_The task_: Copy out all lines in the data below containing the string "loss".

● ● ● ●

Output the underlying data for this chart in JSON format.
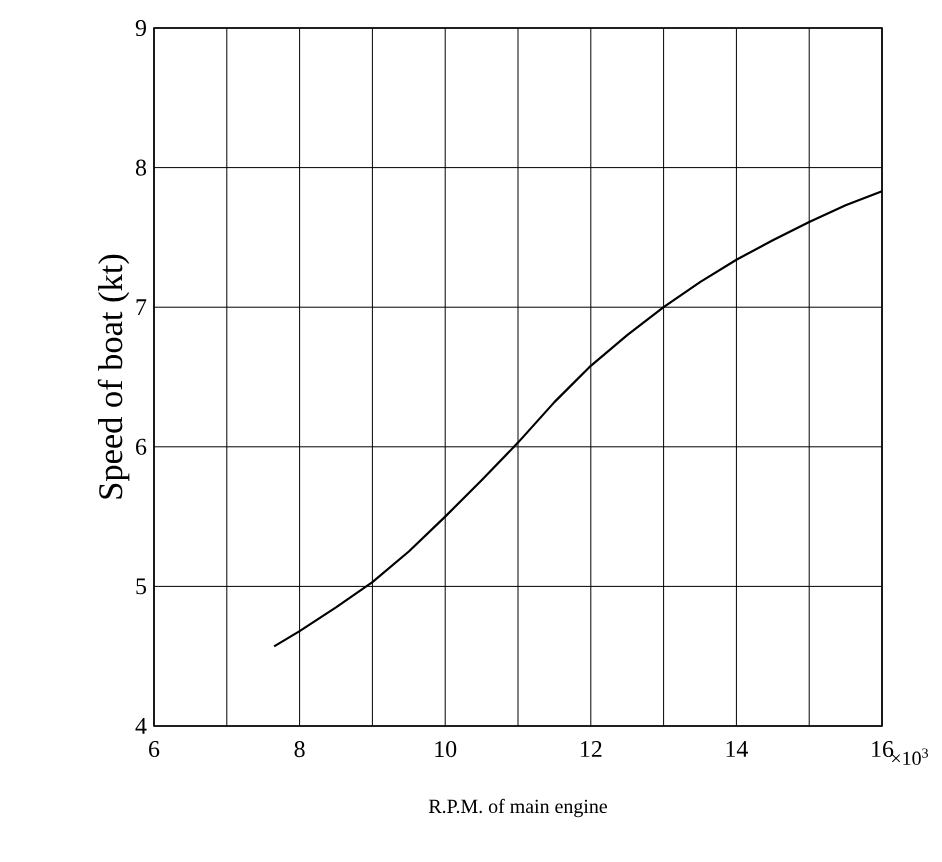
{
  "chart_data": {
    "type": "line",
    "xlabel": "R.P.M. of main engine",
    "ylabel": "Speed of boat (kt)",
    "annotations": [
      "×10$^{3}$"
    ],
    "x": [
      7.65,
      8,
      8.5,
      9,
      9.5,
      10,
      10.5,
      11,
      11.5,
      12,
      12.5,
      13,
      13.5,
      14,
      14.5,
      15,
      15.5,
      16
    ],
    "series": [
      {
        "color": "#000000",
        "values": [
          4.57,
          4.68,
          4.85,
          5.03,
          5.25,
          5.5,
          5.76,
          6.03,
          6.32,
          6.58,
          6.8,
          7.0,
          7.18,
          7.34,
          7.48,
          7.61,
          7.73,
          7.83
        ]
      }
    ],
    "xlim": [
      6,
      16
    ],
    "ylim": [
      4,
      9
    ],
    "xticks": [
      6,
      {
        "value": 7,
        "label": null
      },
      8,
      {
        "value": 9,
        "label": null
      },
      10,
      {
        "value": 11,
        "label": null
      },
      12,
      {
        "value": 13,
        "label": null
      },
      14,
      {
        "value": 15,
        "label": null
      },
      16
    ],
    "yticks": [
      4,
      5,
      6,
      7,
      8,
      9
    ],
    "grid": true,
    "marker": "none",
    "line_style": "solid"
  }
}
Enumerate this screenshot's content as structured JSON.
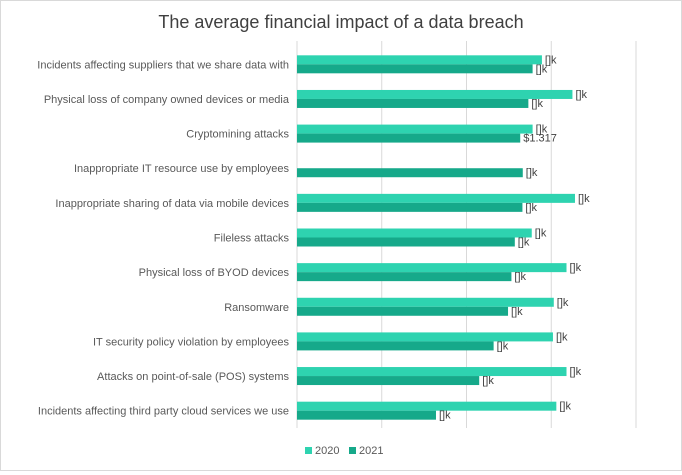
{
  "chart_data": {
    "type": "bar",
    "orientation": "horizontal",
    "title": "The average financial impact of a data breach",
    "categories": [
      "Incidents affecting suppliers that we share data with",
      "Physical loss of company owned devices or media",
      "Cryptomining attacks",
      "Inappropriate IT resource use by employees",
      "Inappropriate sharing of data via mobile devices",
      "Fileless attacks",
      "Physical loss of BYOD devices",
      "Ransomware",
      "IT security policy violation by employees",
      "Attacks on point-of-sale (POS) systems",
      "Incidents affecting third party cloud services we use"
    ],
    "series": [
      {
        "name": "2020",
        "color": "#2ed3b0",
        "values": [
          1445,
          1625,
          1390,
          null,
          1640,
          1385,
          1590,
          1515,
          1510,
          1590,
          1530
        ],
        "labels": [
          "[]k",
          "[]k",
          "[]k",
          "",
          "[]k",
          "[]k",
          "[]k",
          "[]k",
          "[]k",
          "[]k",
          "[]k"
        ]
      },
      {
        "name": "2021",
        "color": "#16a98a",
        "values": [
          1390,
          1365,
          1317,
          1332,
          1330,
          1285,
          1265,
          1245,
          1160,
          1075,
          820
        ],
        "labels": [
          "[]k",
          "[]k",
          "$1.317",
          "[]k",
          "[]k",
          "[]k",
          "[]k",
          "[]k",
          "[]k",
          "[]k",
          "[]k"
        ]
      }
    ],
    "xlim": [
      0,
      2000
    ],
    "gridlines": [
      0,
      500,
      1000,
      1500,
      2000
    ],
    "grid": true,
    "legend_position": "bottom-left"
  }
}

● ● ● ●

_Output of the task_:
      "Physical loss of company owned devices or media",
      "Physical loss of BYOD devices",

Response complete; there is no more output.